### EXERCISE REQUIREMENTS
Each line of the material must be returned exactly.

### A block of data
------------

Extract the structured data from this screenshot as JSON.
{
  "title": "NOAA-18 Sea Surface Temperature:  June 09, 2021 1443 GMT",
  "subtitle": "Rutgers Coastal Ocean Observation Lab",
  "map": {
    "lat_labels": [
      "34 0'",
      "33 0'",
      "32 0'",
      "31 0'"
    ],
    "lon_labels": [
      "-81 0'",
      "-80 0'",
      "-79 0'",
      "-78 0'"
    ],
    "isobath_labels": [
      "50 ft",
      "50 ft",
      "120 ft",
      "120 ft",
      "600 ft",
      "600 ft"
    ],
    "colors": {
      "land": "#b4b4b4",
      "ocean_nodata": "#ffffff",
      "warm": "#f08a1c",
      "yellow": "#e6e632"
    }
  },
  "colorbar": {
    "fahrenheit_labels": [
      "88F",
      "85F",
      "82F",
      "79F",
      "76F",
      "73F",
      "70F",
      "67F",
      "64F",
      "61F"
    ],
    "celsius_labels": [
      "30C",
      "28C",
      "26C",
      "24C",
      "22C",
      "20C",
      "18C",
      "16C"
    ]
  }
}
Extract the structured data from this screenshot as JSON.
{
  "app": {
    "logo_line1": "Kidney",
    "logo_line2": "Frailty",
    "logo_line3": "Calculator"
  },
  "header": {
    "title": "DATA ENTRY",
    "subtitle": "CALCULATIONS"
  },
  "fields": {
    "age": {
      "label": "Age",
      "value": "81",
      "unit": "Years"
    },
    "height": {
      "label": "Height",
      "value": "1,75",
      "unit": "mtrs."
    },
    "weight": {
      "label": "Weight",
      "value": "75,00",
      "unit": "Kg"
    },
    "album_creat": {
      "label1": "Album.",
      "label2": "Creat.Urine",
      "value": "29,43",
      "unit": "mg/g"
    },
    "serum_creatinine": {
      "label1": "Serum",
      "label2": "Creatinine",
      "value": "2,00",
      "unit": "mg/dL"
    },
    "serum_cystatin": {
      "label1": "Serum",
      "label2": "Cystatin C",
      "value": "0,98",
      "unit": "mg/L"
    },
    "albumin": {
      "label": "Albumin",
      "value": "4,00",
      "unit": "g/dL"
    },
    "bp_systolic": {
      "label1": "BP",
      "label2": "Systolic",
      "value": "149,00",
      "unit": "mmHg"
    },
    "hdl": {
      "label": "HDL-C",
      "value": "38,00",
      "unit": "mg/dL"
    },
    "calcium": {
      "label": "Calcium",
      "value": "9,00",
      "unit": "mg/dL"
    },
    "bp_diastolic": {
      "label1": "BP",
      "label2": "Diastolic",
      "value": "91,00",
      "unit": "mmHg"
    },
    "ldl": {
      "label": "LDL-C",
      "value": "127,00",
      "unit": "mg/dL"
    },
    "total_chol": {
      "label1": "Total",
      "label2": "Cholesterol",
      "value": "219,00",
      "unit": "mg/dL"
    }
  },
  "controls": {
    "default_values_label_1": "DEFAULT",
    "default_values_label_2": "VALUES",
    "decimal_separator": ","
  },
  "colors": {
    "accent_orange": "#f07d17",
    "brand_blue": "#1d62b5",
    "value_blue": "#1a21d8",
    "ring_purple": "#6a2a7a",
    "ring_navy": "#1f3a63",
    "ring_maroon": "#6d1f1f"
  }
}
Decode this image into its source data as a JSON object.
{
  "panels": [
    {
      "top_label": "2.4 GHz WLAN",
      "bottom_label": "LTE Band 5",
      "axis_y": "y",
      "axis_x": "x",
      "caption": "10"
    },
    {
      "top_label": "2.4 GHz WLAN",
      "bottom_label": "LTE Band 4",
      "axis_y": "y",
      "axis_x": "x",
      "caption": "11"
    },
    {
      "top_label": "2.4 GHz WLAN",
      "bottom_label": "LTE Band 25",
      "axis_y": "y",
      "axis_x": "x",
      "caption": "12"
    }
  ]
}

------------

### THE RESPONSE
Extract the structured data from this screenshot as JSON.
{
  "title": "NOAA-18 Sea Surface Temperature:  June 09, 2021 1443 GMT",
  "subtitle": "Rutgers Coastal Ocean Observation Lab",
  "map": {
    "lat_labels": [
      "34 0'",
      "33 0'",
      "32 0'",
      "31 0'"
    ],
    "lon_labels": [
      "-81 0'",
      "-80 0'",
      "-79 0'",
      "-78 0'"
    ],
    "isobath_labels": [
      "50 ft",
      "50 ft",
      "120 ft",
      "120 ft",
      "600 ft",
      "600 ft"
    ],
    "colors": {
      "land": "#b4b4b4",
      "ocean_nodata": "#ffffff",
      "warm": "#f08a1c",
      "yellow": "#e6e632"
    }
  },
  "colorbar": {
    "fahrenheit_labels": [
      "88F",
      "85F",
      "82F",
      "79F",
      "76F",
      "73F",
      "70F",
      "67F",
      "64F",
      "61F"
    ],
    "celsius_labels": [
      "30C",
      "28C",
      "26C",
      "24C",
      "22C",
      "20C",
      "18C",
      "16C"
    ]
  }
}
Extract the structured data from this screenshot as JSON.
{
  "app": {
    "logo_line1": "Kidney",
    "logo_line2": "Frailty",
    "logo_line3": "Calculator"
  },
  "header": {
    "title": "DATA ENTRY",
    "subtitle": "CALCULATIONS"
  },
  "fields": {
    "age": {
      "label": "Age",
      "value": "81",
      "unit": "Years"
    },
    "height": {
      "label": "Height",
      "value": "1,75",
      "unit": "mtrs."
    },
    "weight": {
      "label": "Weight",
      "value": "75,00",
      "unit": "Kg"
    },
    "album_creat": {
      "label1": "Album.",
      "label2": "Creat.Urine",
      "value": "29,43",
      "unit": "mg/g"
    },
    "serum_creatinine": {
      "label1": "Serum",
      "label2": "Creatinine",
      "value": "2,00",
      "unit": "mg/dL"
    },
    "serum_cystatin": {
      "label1": "Serum",
      "label2": "Cystatin C",
      "value": "0,98",
      "unit": "mg/L"
    },
    "albumin": {
      "label": "Albumin",
      "value": "4,00",
      "unit": "g/dL"
    },
    "bp_systolic": {
      "label1": "BP",
      "label2": "Systolic",
      "value": "149,00",
      "unit": "mmHg"
    },
    "hdl": {
      "label": "HDL-C",
      "value": "38,00",
      "unit": "mg/dL"
    },
    "calcium": {
      "label": "Calcium",
      "value": "9,00",
      "unit": "mg/dL"
    },
    "bp_diastolic": {
      "label1": "BP",
      "label2": "Diastolic",
      "value": "91,00",
      "unit": "mmHg"
    },
    "ldl": {
      "label": "LDL-C",
      "value": "127,00",
      "unit": "mg/dL"
    },
    "total_chol": {
      "label1": "Total",
      "label2": "Cholesterol",
      "value": "219,00",
      "unit": "mg/dL"
    }
  },
  "controls": {
    "default_values_label_1": "DEFAULT",
    "default_values_label_2": "VALUES",
    "decimal_separator": ","
  },
  "colors": {
    "accent_orange": "#f07d17",
    "brand_blue": "#1d62b5",
    "value_blue": "#1a21d8",
    "ring_purple": "#6a2a7a",
    "ring_navy": "#1f3a63",
    "ring_maroon": "#6d1f1f"
  }
}
Decode this image into its source data as a JSON object.
{
  "panels": [
    {
      "top_label": "2.4 GHz WLAN",
      "bottom_label": "LTE Band 5",
      "axis_y": "y",
      "axis_x": "x",
      "caption": "10"
    },
    {
      "top_label": "2.4 GHz WLAN",
      "bottom_label": "LTE Band 4",
      "axis_y": "y",
      "axis_x": "x",
      "caption": "11"
    },
    {
      "top_label": "2.4 GHz WLAN",
      "bottom_label": "LTE Band 25",
      "axis_y": "y",
      "axis_x": "x",
      "caption": "12"
    }
  ]
}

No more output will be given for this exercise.